* [EXERCISE PROMPT] Copy, from the entries below, each line in which the string "GBPUSD" appears.
* begin DATA LISTING *
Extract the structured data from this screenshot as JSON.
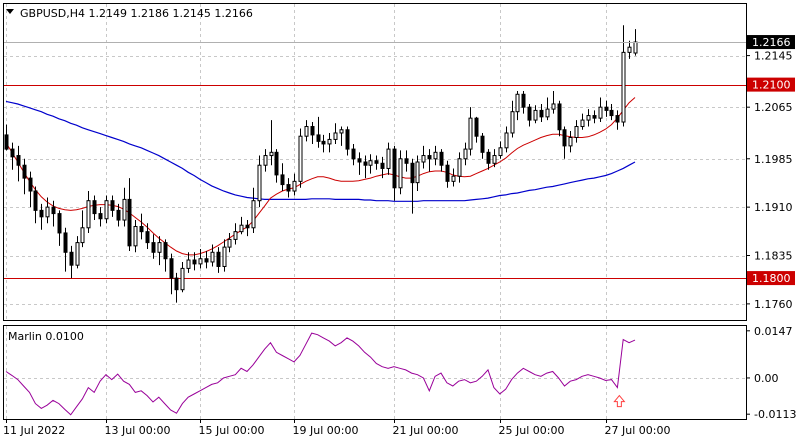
{
  "header": {
    "symbol_line": "GBPUSD,H4  1.2149  1.2186  1.2145  1.2166"
  },
  "chart_data": [
    {
      "type": "candlestick",
      "symbol": "GBPUSD",
      "timeframe": "H4",
      "ohlc_last": {
        "open": 1.2149,
        "high": 1.2186,
        "low": 1.2145,
        "close": 1.2166
      },
      "ylim": [
        1.1735,
        1.2225
      ],
      "y_ticks": [
        "1.2145",
        "1.2065",
        "1.1985",
        "1.1910",
        "1.1835",
        "1.1760"
      ],
      "current_price_label": "1.2166",
      "levels": [
        {
          "price": 1.21,
          "label": "1.2100",
          "color": "#cc0000"
        },
        {
          "price": 1.18,
          "label": "1.1800",
          "color": "#cc0000"
        }
      ],
      "x_ticks": [
        "11 Jul 2022",
        "13 Jul 00:00",
        "15 Jul 00:00",
        "19 Jul 00:00",
        "21 Jul 00:00",
        "25 Jul 00:00",
        "27 Jul 00:00"
      ],
      "candles": [
        [
          1.2022,
          1.2,
          1.2038,
          1.1998
        ],
        [
          1.2,
          1.1988,
          1.201,
          1.1968
        ],
        [
          1.199,
          1.1975,
          1.2005,
          1.195
        ],
        [
          1.1975,
          1.1955,
          1.1985,
          1.193
        ],
        [
          1.1955,
          1.1935,
          1.1965,
          1.191
        ],
        [
          1.1935,
          1.1905,
          1.1942,
          1.1885
        ],
        [
          1.1905,
          1.1895,
          1.1915,
          1.1875
        ],
        [
          1.1895,
          1.191,
          1.1925,
          1.1885
        ],
        [
          1.191,
          1.19,
          1.192,
          1.188
        ],
        [
          1.19,
          1.187,
          1.1905,
          1.185
        ],
        [
          1.187,
          1.184,
          1.1878,
          1.181
        ],
        [
          1.184,
          1.182,
          1.185,
          1.18
        ],
        [
          1.182,
          1.1855,
          1.1865,
          1.1815
        ],
        [
          1.1855,
          1.1878,
          1.1905,
          1.1848
        ],
        [
          1.1878,
          1.192,
          1.1935,
          1.187
        ],
        [
          1.192,
          1.19,
          1.1928,
          1.189
        ],
        [
          1.19,
          1.1892,
          1.191,
          1.188
        ],
        [
          1.1892,
          1.192,
          1.1928,
          1.1885
        ],
        [
          1.192,
          1.1905,
          1.1928,
          1.1895
        ],
        [
          1.1905,
          1.189,
          1.1915,
          1.188
        ],
        [
          1.189,
          1.1922,
          1.194,
          1.188
        ],
        [
          1.1922,
          1.185,
          1.1955,
          1.1842
        ],
        [
          1.185,
          1.188,
          1.189,
          1.184
        ],
        [
          1.188,
          1.1872,
          1.19,
          1.186
        ],
        [
          1.1872,
          1.1855,
          1.1885,
          1.1845
        ],
        [
          1.1855,
          1.184,
          1.1868,
          1.183
        ],
        [
          1.184,
          1.1855,
          1.1865,
          1.182
        ],
        [
          1.1855,
          1.183,
          1.186,
          1.181
        ],
        [
          1.183,
          1.18,
          1.1838,
          1.1775
        ],
        [
          1.18,
          1.1782,
          1.1808,
          1.1762
        ],
        [
          1.1782,
          1.1815,
          1.1825,
          1.1778
        ],
        [
          1.1815,
          1.1828,
          1.184,
          1.1808
        ],
        [
          1.1828,
          1.1822,
          1.184,
          1.1812
        ],
        [
          1.1822,
          1.183,
          1.1845,
          1.1815
        ],
        [
          1.183,
          1.1825,
          1.1842,
          1.1815
        ],
        [
          1.1825,
          1.184,
          1.1852,
          1.1818
        ],
        [
          1.184,
          1.1818,
          1.1848,
          1.1808
        ],
        [
          1.1818,
          1.1848,
          1.186,
          1.181
        ],
        [
          1.1848,
          1.186,
          1.187,
          1.184
        ],
        [
          1.186,
          1.1872,
          1.1885,
          1.1852
        ],
        [
          1.1872,
          1.1882,
          1.1895,
          1.1868
        ],
        [
          1.1882,
          1.1878,
          1.189,
          1.1865
        ],
        [
          1.1878,
          1.192,
          1.194,
          1.187
        ],
        [
          1.192,
          1.1975,
          1.199,
          1.191
        ],
        [
          1.1975,
          1.199,
          1.2,
          1.1965
        ],
        [
          1.199,
          1.1995,
          1.2045,
          1.1975
        ],
        [
          1.1995,
          1.196,
          1.2,
          1.1948
        ],
        [
          1.196,
          1.1945,
          1.1978,
          1.1935
        ],
        [
          1.1945,
          1.1935,
          1.1955,
          1.1925
        ],
        [
          1.1935,
          1.195,
          1.1962,
          1.1928
        ],
        [
          1.195,
          1.202,
          1.2032,
          1.194
        ],
        [
          1.202,
          1.2035,
          1.2045,
          1.2012
        ],
        [
          1.2035,
          1.2022,
          1.2042,
          1.2008
        ],
        [
          1.2022,
          1.2012,
          1.205,
          1.2002
        ],
        [
          1.2012,
          1.2008,
          1.2022,
          1.1995
        ],
        [
          1.2008,
          1.2015,
          1.2025,
          1.1995
        ],
        [
          1.2015,
          1.2025,
          1.204,
          1.2008
        ],
        [
          1.2025,
          1.203,
          1.2035,
          1.2005
        ],
        [
          1.203,
          1.2,
          1.2035,
          1.199
        ],
        [
          1.2,
          1.1985,
          1.2008,
          1.1975
        ],
        [
          1.1985,
          1.198,
          1.1995,
          1.196
        ],
        [
          1.198,
          1.1975,
          1.199,
          1.1955
        ],
        [
          1.1975,
          1.1982,
          1.1992,
          1.1962
        ],
        [
          1.1982,
          1.1978,
          1.199,
          1.1968
        ],
        [
          1.1978,
          1.197,
          1.1988,
          1.1955
        ],
        [
          1.197,
          1.2,
          1.201,
          1.196
        ],
        [
          1.2,
          1.194,
          1.2005,
          1.192
        ],
        [
          1.194,
          1.1985,
          1.1998,
          1.193
        ],
        [
          1.1985,
          1.1978,
          1.1998,
          1.1965
        ],
        [
          1.1978,
          1.1948,
          1.1985,
          1.19
        ],
        [
          1.1948,
          1.198,
          1.199,
          1.1935
        ],
        [
          1.198,
          1.199,
          1.2005,
          1.197
        ],
        [
          1.199,
          1.1985,
          1.2,
          1.1965
        ],
        [
          1.1985,
          1.1995,
          1.2005,
          1.1975
        ],
        [
          1.1995,
          1.1975,
          1.2,
          1.1965
        ],
        [
          1.1975,
          1.195,
          1.1982,
          1.194
        ],
        [
          1.195,
          1.1958,
          1.197,
          1.1942
        ],
        [
          1.1958,
          1.1985,
          1.1995,
          1.1948
        ],
        [
          1.1985,
          1.2,
          1.201,
          1.1975
        ],
        [
          1.2,
          1.2048,
          1.2065,
          1.199
        ],
        [
          1.2048,
          1.202,
          1.205,
          1.201
        ],
        [
          1.202,
          1.1995,
          1.2025,
          1.1985
        ],
        [
          1.1995,
          1.1978,
          1.2,
          1.1968
        ],
        [
          1.1978,
          1.199,
          1.2,
          1.1972
        ],
        [
          1.199,
          1.2002,
          1.2012,
          1.1985
        ],
        [
          1.2002,
          1.2025,
          1.2035,
          1.1995
        ],
        [
          1.2025,
          1.2058,
          1.2075,
          1.2018
        ],
        [
          1.2058,
          1.2085,
          1.209,
          1.2045
        ],
        [
          1.2085,
          1.2065,
          1.209,
          1.2055
        ],
        [
          1.2065,
          1.2045,
          1.207,
          1.2035
        ],
        [
          1.2045,
          1.206,
          1.2068,
          1.204
        ],
        [
          1.206,
          1.205,
          1.207,
          1.2042
        ],
        [
          1.205,
          1.2062,
          1.208,
          1.2045
        ],
        [
          1.2062,
          1.207,
          1.209,
          1.2055
        ],
        [
          1.207,
          1.203,
          1.2075,
          1.202
        ],
        [
          1.203,
          1.2005,
          1.2035,
          1.1985
        ],
        [
          1.2005,
          1.2018,
          1.2028,
          1.1995
        ],
        [
          1.2018,
          1.2035,
          1.2045,
          1.201
        ],
        [
          1.2035,
          1.2045,
          1.2055,
          1.203
        ],
        [
          1.2045,
          1.2052,
          1.2062,
          1.2035
        ],
        [
          1.2052,
          1.2048,
          1.206,
          1.204
        ],
        [
          1.2048,
          1.2065,
          1.208,
          1.2042
        ],
        [
          1.2065,
          1.206,
          1.2075,
          1.205
        ],
        [
          1.206,
          1.2052,
          1.207,
          1.2045
        ],
        [
          1.2052,
          1.2042,
          1.206,
          1.203
        ],
        [
          1.2042,
          1.215,
          1.2192,
          1.2035
        ],
        [
          1.215,
          1.2158,
          1.2168,
          1.214
        ],
        [
          1.2149,
          1.2166,
          1.2186,
          1.2145
        ]
      ],
      "fast_ma": [
        1.201,
        1.1995,
        1.198,
        1.1965,
        1.195,
        1.1937,
        1.1926,
        1.1918,
        1.1912,
        1.1908,
        1.1906,
        1.1905,
        1.1906,
        1.1908,
        1.1911,
        1.1913,
        1.1914,
        1.1914,
        1.1913,
        1.1911,
        1.1907,
        1.1901,
        1.1894,
        1.1887,
        1.1879,
        1.187,
        1.1862,
        1.1855,
        1.1848,
        1.1842,
        1.1838,
        1.1836,
        1.1836,
        1.1838,
        1.1841,
        1.1845,
        1.185,
        1.1856,
        1.1862,
        1.1868,
        1.1874,
        1.1879,
        1.1888,
        1.19,
        1.1912,
        1.1924,
        1.193,
        1.1935,
        1.1938,
        1.194,
        1.1945,
        1.195,
        1.1954,
        1.1957,
        1.1957,
        1.1955,
        1.1952,
        1.195,
        1.195,
        1.195,
        1.1951,
        1.1953,
        1.1955,
        1.1958,
        1.196,
        1.1962,
        1.196,
        1.1957,
        1.1955,
        1.1955,
        1.1958,
        1.1962,
        1.1965,
        1.1966,
        1.1966,
        1.1964,
        1.196,
        1.1958,
        1.1957,
        1.1958,
        1.1962,
        1.1966,
        1.197,
        1.1975,
        1.198,
        1.1986,
        1.1994,
        1.2001,
        1.2006,
        1.201,
        1.2014,
        1.2018,
        1.2021,
        1.2023,
        1.2023,
        1.2021,
        1.2019,
        1.2018,
        1.2018,
        1.2019,
        1.2022,
        1.2026,
        1.2031,
        1.2038,
        1.2048,
        1.206,
        1.2072,
        1.208
      ],
      "slow_ma": [
        1.2074,
        1.2072,
        1.207,
        1.2067,
        1.2064,
        1.2061,
        1.2058,
        1.2054,
        1.2051,
        1.2047,
        1.2044,
        1.204,
        1.2037,
        1.2033,
        1.203,
        1.2027,
        1.2024,
        1.2021,
        1.2018,
        1.2015,
        1.2012,
        1.2008,
        1.2005,
        1.2002,
        1.1998,
        1.1994,
        1.199,
        1.1985,
        1.198,
        1.1975,
        1.197,
        1.1964,
        1.1959,
        1.1953,
        1.1948,
        1.1943,
        1.1939,
        1.1935,
        1.1932,
        1.1929,
        1.1927,
        1.1925,
        1.1924,
        1.1923,
        1.1922,
        1.1922,
        1.1922,
        1.1922,
        1.1922,
        1.1922,
        1.1922,
        1.1922,
        1.1923,
        1.1923,
        1.1923,
        1.1923,
        1.1922,
        1.1922,
        1.1922,
        1.1922,
        1.1922,
        1.1921,
        1.1921,
        1.192,
        1.192,
        1.192,
        1.1919,
        1.1919,
        1.1919,
        1.1919,
        1.1919,
        1.192,
        1.192,
        1.192,
        1.192,
        1.192,
        1.192,
        1.192,
        1.192,
        1.1921,
        1.1922,
        1.1923,
        1.1924,
        1.1926,
        1.1928,
        1.1929,
        1.1931,
        1.1932,
        1.1934,
        1.1936,
        1.1937,
        1.1939,
        1.1941,
        1.1942,
        1.1944,
        1.1946,
        1.1948,
        1.195,
        1.1952,
        1.1954,
        1.1955,
        1.1957,
        1.1959,
        1.1962,
        1.1966,
        1.197,
        1.1975,
        1.198
      ],
      "colors": {
        "bull": "#ffffff",
        "bear": "#000000",
        "wick": "#000000",
        "fast_ma": "#cc0000",
        "slow_ma": "#0000cc",
        "grid": "#c8c8c8"
      }
    },
    {
      "type": "line",
      "title": "Marlin 0.0100",
      "ylim": [
        -0.0128,
        0.0162
      ],
      "y_ticks": [
        "0.0147",
        "0.00",
        "-0.0113"
      ],
      "values": [
        0.002,
        0.0008,
        -0.0005,
        -0.0025,
        -0.0045,
        -0.008,
        -0.0095,
        -0.0085,
        -0.007,
        -0.008,
        -0.0098,
        -0.0115,
        -0.009,
        -0.0065,
        -0.003,
        -0.0045,
        -0.001,
        0.001,
        -0.0005,
        0.0012,
        -0.001,
        -0.002,
        -0.0045,
        -0.004,
        -0.0055,
        -0.0075,
        -0.006,
        -0.008,
        -0.01,
        -0.011,
        -0.008,
        -0.006,
        -0.005,
        -0.004,
        -0.003,
        -0.002,
        -0.0015,
        0.0,
        0.0005,
        0.001,
        0.003,
        0.002,
        0.004,
        0.0065,
        0.009,
        0.011,
        0.008,
        0.007,
        0.006,
        0.005,
        0.007,
        0.0105,
        0.014,
        0.0135,
        0.0125,
        0.0115,
        0.01,
        0.011,
        0.0125,
        0.0115,
        0.01,
        0.008,
        0.0065,
        0.0045,
        0.0035,
        0.003,
        0.0035,
        0.003,
        0.0025,
        0.0015,
        0.001,
        0.0,
        -0.004,
        0.0005,
        0.0015,
        -0.0015,
        -0.0025,
        -0.001,
        -0.0005,
        -0.0015,
        -0.001,
        0.0005,
        0.0025,
        -0.003,
        -0.005,
        -0.0035,
        -0.0005,
        0.0015,
        0.003,
        0.002,
        0.001,
        0.0005,
        0.0015,
        0.002,
        0.0,
        -0.0025,
        -0.001,
        -0.0005,
        0.0005,
        0.001,
        0.0005,
        0.0,
        -0.0008,
        -0.0005,
        -0.003,
        0.012,
        0.011,
        0.0118
      ],
      "arrow_index": 104,
      "colors": {
        "line": "#990099",
        "arrow": "#ff4040",
        "zero_line": "#c8c8c8"
      }
    }
  ]
}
* end DATA LISTING *
* [FINISHED TASK]
    "symbol_line": "GBPUSD,H4  1.2149  1.2186  1.2145  1.2166"
      "symbol": "GBPUSD",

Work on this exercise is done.